> _Short problem_
Copy out each line in the material below that has the word "đúng".

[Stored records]
↓
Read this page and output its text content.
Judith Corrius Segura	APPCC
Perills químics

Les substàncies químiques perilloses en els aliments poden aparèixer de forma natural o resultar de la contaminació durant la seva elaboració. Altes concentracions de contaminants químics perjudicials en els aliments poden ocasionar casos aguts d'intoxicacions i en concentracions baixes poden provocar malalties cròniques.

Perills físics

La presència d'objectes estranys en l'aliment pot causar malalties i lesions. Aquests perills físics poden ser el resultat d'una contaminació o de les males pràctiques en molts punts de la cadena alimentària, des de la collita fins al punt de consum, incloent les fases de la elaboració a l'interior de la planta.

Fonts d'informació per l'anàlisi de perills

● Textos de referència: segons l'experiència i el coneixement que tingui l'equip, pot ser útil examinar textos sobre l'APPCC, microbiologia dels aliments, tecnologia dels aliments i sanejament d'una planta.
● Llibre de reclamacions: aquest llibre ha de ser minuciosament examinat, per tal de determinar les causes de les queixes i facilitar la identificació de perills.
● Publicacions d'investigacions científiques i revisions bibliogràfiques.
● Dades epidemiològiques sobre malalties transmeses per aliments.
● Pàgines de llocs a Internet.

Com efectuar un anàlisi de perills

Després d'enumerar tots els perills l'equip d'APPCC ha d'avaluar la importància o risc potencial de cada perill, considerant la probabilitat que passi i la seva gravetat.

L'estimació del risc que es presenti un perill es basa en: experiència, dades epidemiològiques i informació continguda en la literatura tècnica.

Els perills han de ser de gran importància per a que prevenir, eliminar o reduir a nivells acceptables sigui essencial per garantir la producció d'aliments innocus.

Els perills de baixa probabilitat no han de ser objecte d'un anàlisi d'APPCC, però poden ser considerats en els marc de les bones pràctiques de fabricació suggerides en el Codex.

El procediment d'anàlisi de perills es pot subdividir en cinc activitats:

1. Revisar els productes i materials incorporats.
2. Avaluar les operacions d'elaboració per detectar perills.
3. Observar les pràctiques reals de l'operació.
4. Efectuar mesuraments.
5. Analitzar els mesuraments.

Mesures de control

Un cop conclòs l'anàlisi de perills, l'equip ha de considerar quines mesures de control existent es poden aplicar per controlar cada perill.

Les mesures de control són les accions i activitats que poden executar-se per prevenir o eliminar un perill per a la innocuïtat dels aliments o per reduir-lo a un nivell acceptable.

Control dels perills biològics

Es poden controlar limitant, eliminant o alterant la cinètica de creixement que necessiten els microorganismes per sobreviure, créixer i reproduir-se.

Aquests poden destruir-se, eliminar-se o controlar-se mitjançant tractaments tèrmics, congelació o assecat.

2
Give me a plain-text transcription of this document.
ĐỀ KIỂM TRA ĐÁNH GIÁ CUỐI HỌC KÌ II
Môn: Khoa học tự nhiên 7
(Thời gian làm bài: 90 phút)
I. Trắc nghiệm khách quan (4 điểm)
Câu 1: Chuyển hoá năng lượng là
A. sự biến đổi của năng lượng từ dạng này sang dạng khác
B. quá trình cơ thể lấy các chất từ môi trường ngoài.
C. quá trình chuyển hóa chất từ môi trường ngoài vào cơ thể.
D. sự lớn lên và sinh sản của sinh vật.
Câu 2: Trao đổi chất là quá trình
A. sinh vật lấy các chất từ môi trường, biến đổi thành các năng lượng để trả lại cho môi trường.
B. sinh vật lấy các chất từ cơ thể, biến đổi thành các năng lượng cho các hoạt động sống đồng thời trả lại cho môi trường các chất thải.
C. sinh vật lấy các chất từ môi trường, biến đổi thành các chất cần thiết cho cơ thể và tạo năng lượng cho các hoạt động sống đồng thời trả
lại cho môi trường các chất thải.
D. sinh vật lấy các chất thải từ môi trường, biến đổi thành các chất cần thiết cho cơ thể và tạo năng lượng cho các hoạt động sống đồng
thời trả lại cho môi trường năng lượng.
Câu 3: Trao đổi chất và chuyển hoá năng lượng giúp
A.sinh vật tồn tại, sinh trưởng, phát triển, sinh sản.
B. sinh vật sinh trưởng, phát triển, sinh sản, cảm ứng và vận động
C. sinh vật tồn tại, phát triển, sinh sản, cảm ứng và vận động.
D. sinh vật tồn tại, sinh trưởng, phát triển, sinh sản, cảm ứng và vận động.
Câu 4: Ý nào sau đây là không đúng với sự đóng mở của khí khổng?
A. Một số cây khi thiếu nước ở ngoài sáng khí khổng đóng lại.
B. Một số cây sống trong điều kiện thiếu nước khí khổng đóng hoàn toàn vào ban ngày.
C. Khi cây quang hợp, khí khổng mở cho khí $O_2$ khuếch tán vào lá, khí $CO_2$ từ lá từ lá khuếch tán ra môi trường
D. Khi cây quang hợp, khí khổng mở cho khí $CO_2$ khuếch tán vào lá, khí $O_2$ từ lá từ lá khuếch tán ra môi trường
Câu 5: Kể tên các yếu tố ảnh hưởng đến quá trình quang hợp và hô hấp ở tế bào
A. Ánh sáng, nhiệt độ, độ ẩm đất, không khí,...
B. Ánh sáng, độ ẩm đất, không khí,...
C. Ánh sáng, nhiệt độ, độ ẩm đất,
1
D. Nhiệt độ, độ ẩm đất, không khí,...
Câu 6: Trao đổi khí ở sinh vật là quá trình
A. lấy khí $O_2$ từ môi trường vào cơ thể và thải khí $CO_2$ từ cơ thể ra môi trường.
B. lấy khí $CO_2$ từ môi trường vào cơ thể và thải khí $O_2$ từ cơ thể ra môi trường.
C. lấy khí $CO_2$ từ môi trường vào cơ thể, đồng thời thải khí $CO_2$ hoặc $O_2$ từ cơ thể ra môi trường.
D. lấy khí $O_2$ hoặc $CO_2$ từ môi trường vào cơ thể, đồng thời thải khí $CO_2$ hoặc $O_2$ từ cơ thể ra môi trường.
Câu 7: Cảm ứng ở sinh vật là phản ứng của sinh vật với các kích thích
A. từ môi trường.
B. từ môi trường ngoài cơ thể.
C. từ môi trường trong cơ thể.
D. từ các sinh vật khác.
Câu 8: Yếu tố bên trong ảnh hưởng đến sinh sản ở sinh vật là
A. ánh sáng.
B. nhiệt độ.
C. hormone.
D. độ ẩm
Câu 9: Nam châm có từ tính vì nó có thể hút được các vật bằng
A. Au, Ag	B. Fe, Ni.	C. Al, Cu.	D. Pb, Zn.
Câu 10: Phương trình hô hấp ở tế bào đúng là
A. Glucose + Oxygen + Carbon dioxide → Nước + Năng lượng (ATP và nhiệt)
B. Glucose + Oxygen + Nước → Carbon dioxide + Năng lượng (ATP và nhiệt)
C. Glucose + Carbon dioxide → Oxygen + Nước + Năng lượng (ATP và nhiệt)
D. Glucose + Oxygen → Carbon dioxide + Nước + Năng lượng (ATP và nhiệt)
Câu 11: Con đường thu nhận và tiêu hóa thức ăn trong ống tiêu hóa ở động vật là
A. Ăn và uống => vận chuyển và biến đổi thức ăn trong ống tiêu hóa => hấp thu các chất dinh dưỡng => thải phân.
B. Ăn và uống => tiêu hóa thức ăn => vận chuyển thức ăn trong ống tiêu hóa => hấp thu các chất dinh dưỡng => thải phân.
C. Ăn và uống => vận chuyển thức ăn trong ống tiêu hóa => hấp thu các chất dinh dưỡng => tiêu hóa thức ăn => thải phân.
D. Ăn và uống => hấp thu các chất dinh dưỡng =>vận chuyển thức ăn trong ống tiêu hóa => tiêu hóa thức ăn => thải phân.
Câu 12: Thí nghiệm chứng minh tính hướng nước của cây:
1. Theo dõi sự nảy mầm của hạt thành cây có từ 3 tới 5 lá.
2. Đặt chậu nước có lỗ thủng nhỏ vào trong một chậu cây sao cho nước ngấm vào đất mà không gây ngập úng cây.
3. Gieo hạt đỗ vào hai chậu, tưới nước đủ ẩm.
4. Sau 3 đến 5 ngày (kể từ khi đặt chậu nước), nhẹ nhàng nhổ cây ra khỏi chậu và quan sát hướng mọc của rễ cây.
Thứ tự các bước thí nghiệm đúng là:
↑
> _Exercise solution_
Câu 4: Ý nào sau đây là không đúng với sự đóng mở của khí khổng?
Câu 10: Phương trình hô hấp ở tế bào đúng là
Thứ tự các bước thí nghiệm đúng là:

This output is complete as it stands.